Goal: Reproduce all records verbatim.

Raw data:
##########
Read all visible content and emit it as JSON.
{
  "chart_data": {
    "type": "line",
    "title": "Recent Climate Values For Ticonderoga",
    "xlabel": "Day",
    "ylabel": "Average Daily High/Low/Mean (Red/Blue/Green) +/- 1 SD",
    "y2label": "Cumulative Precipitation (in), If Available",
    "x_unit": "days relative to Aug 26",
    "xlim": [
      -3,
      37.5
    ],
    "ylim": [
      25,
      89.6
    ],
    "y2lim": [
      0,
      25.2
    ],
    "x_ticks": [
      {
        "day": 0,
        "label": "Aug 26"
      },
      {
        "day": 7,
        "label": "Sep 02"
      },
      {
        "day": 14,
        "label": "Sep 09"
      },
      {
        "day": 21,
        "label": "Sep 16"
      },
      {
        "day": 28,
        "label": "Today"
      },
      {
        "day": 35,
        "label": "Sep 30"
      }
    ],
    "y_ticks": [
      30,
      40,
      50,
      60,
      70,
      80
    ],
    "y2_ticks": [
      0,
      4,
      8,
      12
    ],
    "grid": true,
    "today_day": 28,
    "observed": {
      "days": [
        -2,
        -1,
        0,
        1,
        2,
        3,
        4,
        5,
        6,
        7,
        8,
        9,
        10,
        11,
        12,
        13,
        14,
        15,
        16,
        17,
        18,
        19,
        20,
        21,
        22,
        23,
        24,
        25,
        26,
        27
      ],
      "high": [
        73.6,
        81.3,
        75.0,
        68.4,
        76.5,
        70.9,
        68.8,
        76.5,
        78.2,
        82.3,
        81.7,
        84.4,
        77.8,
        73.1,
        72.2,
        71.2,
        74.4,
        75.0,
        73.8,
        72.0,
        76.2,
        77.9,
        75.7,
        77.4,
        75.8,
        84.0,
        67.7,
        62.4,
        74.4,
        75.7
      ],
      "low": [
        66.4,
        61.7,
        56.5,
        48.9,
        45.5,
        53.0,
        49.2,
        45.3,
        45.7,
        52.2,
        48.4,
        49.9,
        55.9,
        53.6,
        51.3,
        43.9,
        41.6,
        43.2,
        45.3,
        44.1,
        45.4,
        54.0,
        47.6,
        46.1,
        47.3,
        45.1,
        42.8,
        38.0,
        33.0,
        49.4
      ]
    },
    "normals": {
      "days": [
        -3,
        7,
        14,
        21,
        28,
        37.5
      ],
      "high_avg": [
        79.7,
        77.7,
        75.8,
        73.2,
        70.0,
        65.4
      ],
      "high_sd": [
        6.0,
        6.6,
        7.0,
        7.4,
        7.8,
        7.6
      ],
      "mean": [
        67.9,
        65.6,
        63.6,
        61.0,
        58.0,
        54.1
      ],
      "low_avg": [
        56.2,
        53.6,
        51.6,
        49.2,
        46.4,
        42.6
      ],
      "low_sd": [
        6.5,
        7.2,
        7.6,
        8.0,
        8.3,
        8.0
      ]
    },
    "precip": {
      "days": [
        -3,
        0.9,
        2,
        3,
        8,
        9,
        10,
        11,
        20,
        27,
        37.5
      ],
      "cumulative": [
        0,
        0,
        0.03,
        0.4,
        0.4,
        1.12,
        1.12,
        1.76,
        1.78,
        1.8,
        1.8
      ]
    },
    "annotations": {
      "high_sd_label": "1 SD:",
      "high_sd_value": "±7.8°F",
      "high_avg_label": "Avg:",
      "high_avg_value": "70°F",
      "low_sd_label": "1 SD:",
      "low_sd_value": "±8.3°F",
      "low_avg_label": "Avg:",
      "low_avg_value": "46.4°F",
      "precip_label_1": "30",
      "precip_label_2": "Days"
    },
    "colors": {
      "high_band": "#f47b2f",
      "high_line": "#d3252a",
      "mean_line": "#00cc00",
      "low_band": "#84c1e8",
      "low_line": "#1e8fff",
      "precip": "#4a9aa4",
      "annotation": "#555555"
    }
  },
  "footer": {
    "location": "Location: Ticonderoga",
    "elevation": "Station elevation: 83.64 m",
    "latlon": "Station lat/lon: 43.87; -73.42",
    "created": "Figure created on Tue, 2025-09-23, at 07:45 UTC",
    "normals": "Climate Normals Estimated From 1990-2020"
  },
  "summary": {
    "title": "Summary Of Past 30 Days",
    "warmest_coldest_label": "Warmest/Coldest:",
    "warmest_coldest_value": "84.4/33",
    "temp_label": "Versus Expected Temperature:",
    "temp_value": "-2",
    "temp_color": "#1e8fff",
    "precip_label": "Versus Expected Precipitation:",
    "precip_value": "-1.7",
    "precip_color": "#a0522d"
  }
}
##########
Answer to the exercise:
Read all visible content and emit it as JSON.
{
  "chart_data": {
    "type": "line",
    "title": "Recent Climate Values For Ticonderoga",
    "xlabel": "Day",
    "ylabel": "Average Daily High/Low/Mean (Red/Blue/Green) +/- 1 SD",
    "y2label": "Cumulative Precipitation (in), If Available",
    "x_unit": "days relative to Aug 26",
    "xlim": [
      -3,
      37.5
    ],
    "ylim": [
      25,
      89.6
    ],
    "y2lim": [
      0,
      25.2
    ],
    "x_ticks": [
      {
        "day": 0,
        "label": "Aug 26"
      },
      {
        "day": 7,
        "label": "Sep 02"
      },
      {
        "day": 14,
        "label": "Sep 09"
      },
      {
        "day": 21,
        "label": "Sep 16"
      },
      {
        "day": 28,
        "label": "Today"
      },
      {
        "day": 35,
        "label": "Sep 30"
      }
    ],
    "y_ticks": [
      30,
      40,
      50,
      60,
      70,
      80
    ],
    "y2_ticks": [
      0,
      4,
      8,
      12
    ],
    "grid": true,
    "today_day": 28,
    "observed": {
      "days": [
        -2,
        -1,
        0,
        1,
        2,
        3,
        4,
        5,
        6,
        7,
        8,
        9,
        10,
        11,
        12,
        13,
        14,
        15,
        16,
        17,
        18,
        19,
        20,
        21,
        22,
        23,
        24,
        25,
        26,
        27
      ],
      "high": [
        73.6,
        81.3,
        75.0,
        68.4,
        76.5,
        70.9,
        68.8,
        76.5,
        78.2,
        82.3,
        81.7,
        84.4,
        77.8,
        73.1,
        72.2,
        71.2,
        74.4,
        75.0,
        73.8,
        72.0,
        76.2,
        77.9,
        75.7,
        77.4,
        75.8,
        84.0,
        67.7,
        62.4,
        74.4,
        75.7
      ],
      "low": [
        66.4,
        61.7,
        56.5,
        48.9,
        45.5,
        53.0,
        49.2,
        45.3,
        45.7,
        52.2,
        48.4,
        49.9,
        55.9,
        53.6,
        51.3,
        43.9,
        41.6,
        43.2,
        45.3,
        44.1,
        45.4,
        54.0,
        47.6,
        46.1,
        47.3,
        45.1,
        42.8,
        38.0,
        33.0,
        49.4
      ]
    },
    "normals": {
      "days": [
        -3,
        7,
        14,
        21,
        28,
        37.5
      ],
      "high_avg": [
        79.7,
        77.7,
        75.8,
        73.2,
        70.0,
        65.4
      ],
      "high_sd": [
        6.0,
        6.6,
        7.0,
        7.4,
        7.8,
        7.6
      ],
      "mean": [
        67.9,
        65.6,
        63.6,
        61.0,
        58.0,
        54.1
      ],
      "low_avg": [
        56.2,
        53.6,
        51.6,
        49.2,
        46.4,
        42.6
      ],
      "low_sd": [
        6.5,
        7.2,
        7.6,
        8.0,
        8.3,
        8.0
      ]
    },
    "precip": {
      "days": [
        -3,
        0.9,
        2,
        3,
        8,
        9,
        10,
        11,
        20,
        27,
        37.5
      ],
      "cumulative": [
        0,
        0,
        0.03,
        0.4,
        0.4,
        1.12,
        1.12,
        1.76,
        1.78,
        1.8,
        1.8
      ]
    },
    "annotations": {
      "high_sd_label": "1 SD:",
      "high_sd_value": "±7.8°F",
      "high_avg_label": "Avg:",
      "high_avg_value": "70°F",
      "low_sd_label": "1 SD:",
      "low_sd_value": "±8.3°F",
      "low_avg_label": "Avg:",
      "low_avg_value": "46.4°F",
      "precip_label_1": "30",
      "precip_label_2": "Days"
    },
    "colors": {
      "high_band": "#f47b2f",
      "high_line": "#d3252a",
      "mean_line": "#00cc00",
      "low_band": "#84c1e8",
      "low_line": "#1e8fff",
      "precip": "#4a9aa4",
      "annotation": "#555555"
    }
  },
  "footer": {
    "location": "Location: Ticonderoga",
    "elevation": "Station elevation: 83.64 m",
    "latlon": "Station lat/lon: 43.87; -73.42",
    "created": "Figure created on Tue, 2025-09-23, at 07:45 UTC",
    "normals": "Climate Normals Estimated From 1990-2020"
  },
  "summary": {
    "title": "Summary Of Past 30 Days",
    "warmest_coldest_label": "Warmest/Coldest:",
    "warmest_coldest_value": "84.4/33",
    "temp_label": "Versus Expected Temperature:",
    "temp_value": "-2",
    "temp_color": "#1e8fff",
    "precip_label": "Versus Expected Precipitation:",
    "precip_value": "-1.7",
    "precip_color": "#a0522d"
  }
}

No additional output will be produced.